#### [Stated goal]
Write out the entries again exactly as they are given.

--- begin Material provided ---

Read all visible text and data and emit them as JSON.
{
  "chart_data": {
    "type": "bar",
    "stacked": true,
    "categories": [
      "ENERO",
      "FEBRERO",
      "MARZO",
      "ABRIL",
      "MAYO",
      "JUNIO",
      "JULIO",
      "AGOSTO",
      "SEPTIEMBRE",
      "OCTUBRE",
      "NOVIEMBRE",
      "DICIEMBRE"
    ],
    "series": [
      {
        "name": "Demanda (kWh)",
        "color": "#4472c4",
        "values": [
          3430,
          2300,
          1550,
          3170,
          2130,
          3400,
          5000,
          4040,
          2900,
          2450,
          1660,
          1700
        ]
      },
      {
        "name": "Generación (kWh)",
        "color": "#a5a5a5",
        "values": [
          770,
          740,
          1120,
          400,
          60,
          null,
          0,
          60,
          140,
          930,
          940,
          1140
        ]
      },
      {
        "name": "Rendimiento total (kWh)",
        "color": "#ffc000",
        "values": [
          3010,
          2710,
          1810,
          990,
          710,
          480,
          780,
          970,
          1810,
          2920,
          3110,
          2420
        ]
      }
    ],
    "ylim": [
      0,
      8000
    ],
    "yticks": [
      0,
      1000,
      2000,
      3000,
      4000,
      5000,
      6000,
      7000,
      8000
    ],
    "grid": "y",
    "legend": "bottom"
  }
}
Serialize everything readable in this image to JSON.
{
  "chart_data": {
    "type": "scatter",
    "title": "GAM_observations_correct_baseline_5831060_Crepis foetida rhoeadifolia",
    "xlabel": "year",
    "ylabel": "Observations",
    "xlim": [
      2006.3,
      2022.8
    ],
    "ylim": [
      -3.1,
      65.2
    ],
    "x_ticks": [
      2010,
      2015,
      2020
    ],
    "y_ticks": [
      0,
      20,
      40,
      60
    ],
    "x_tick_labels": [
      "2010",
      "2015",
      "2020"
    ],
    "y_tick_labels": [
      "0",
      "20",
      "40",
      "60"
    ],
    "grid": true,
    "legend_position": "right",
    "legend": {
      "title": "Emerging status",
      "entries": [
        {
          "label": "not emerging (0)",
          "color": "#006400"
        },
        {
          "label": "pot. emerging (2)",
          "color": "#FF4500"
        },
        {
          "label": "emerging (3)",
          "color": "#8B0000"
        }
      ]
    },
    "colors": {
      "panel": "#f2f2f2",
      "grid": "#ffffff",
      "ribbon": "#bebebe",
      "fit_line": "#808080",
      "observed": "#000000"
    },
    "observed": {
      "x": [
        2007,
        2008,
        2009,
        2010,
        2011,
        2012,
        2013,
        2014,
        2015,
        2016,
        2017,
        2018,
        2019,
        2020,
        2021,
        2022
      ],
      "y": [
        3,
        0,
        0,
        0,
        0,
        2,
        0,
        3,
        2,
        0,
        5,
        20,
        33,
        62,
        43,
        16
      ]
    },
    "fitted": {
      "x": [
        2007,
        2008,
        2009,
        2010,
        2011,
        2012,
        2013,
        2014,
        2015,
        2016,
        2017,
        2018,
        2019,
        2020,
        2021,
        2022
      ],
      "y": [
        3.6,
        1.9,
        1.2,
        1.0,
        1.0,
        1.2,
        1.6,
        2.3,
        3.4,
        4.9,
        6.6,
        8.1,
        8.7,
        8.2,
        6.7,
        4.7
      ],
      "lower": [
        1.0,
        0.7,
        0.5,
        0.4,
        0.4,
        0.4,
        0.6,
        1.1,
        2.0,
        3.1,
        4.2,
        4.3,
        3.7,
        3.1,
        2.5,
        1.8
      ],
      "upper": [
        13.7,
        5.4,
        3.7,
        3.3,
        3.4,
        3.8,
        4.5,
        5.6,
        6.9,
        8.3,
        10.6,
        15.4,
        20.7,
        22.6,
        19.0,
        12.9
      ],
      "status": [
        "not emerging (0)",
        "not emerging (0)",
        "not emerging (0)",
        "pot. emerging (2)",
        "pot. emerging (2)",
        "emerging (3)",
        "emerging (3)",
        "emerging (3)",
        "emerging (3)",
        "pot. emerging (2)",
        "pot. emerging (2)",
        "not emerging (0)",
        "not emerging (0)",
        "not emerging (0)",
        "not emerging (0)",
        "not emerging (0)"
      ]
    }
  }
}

--- end Material provided ---

#### [Reply to the task]
Read all visible text and data and emit them as JSON.
{
  "chart_data": {
    "type": "bar",
    "stacked": true,
    "categories": [
      "ENERO",
      "FEBRERO",
      "MARZO",
      "ABRIL",
      "MAYO",
      "JUNIO",
      "JULIO",
      "AGOSTO",
      "SEPTIEMBRE",
      "OCTUBRE",
      "NOVIEMBRE",
      "DICIEMBRE"
    ],
    "series": [
      {
        "name": "Demanda (kWh)",
        "color": "#4472c4",
        "values": [
          3430,
          2300,
          1550,
          3170,
          2130,
          3400,
          5000,
          4040,
          2900,
          2450,
          1660,
          1700
        ]
      },
      {
        "name": "Generación (kWh)",
        "color": "#a5a5a5",
        "values": [
          770,
          740,
          1120,
          400,
          60,
          null,
          0,
          60,
          140,
          930,
          940,
          1140
        ]
      },
      {
        "name": "Rendimiento total (kWh)",
        "color": "#ffc000",
        "values": [
          3010,
          2710,
          1810,
          990,
          710,
          480,
          780,
          970,
          1810,
          2920,
          3110,
          2420
        ]
      }
    ],
    "ylim": [
      0,
      8000
    ],
    "yticks": [
      0,
      1000,
      2000,
      3000,
      4000,
      5000,
      6000,
      7000,
      8000
    ],
    "grid": "y",
    "legend": "bottom"
  }
}
Serialize everything readable in this image to JSON.
{
  "chart_data": {
    "type": "scatter",
    "title": "GAM_observations_correct_baseline_5831060_Crepis foetida rhoeadifolia",
    "xlabel": "year",
    "ylabel": "Observations",
    "xlim": [
      2006.3,
      2022.8
    ],
    "ylim": [
      -3.1,
      65.2
    ],
    "x_ticks": [
      2010,
      2015,
      2020
    ],
    "y_ticks": [
      0,
      20,
      40,
      60
    ],
    "x_tick_labels": [
      "2010",
      "2015",
      "2020"
    ],
    "y_tick_labels": [
      "0",
      "20",
      "40",
      "60"
    ],
    "grid": true,
    "legend_position": "right",
    "legend": {
      "title": "Emerging status",
      "entries": [
        {
          "label": "not emerging (0)",
          "color": "#006400"
        },
        {
          "label": "pot. emerging (2)",
          "color": "#FF4500"
        },
        {
          "label": "emerging (3)",
          "color": "#8B0000"
        }
      ]
    },
    "colors": {
      "panel": "#f2f2f2",
      "grid": "#ffffff",
      "ribbon": "#bebebe",
      "fit_line": "#808080",
      "observed": "#000000"
    },
    "observed": {
      "x": [
        2007,
        2008,
        2009,
        2010,
        2011,
        2012,
        2013,
        2014,
        2015,
        2016,
        2017,
        2018,
        2019,
        2020,
        2021,
        2022
      ],
      "y": [
        3,
        0,
        0,
        0,
        0,
        2,
        0,
        3,
        2,
        0,
        5,
        20,
        33,
        62,
        43,
        16
      ]
    },
    "fitted": {
      "x": [
        2007,
        2008,
        2009,
        2010,
        2011,
        2012,
        2013,
        2014,
        2015,
        2016,
        2017,
        2018,
        2019,
        2020,
        2021,
        2022
      ],
      "y": [
        3.6,
        1.9,
        1.2,
        1.0,
        1.0,
        1.2,
        1.6,
        2.3,
        3.4,
        4.9,
        6.6,
        8.1,
        8.7,
        8.2,
        6.7,
        4.7
      ],
      "lower": [
        1.0,
        0.7,
        0.5,
        0.4,
        0.4,
        0.4,
        0.6,
        1.1,
        2.0,
        3.1,
        4.2,
        4.3,
        3.7,
        3.1,
        2.5,
        1.8
      ],
      "upper": [
        13.7,
        5.4,
        3.7,
        3.3,
        3.4,
        3.8,
        4.5,
        5.6,
        6.9,
        8.3,
        10.6,
        15.4,
        20.7,
        22.6,
        19.0,
        12.9
      ],
      "status": [
        "not emerging (0)",
        "not emerging (0)",
        "not emerging (0)",
        "pot. emerging (2)",
        "pot. emerging (2)",
        "emerging (3)",
        "emerging (3)",
        "emerging (3)",
        "emerging (3)",
        "pot. emerging (2)",
        "pot. emerging (2)",
        "not emerging (0)",
        "not emerging (0)",
        "not emerging (0)",
        "not emerging (0)",
        "not emerging (0)"
      ]
    }
  }
}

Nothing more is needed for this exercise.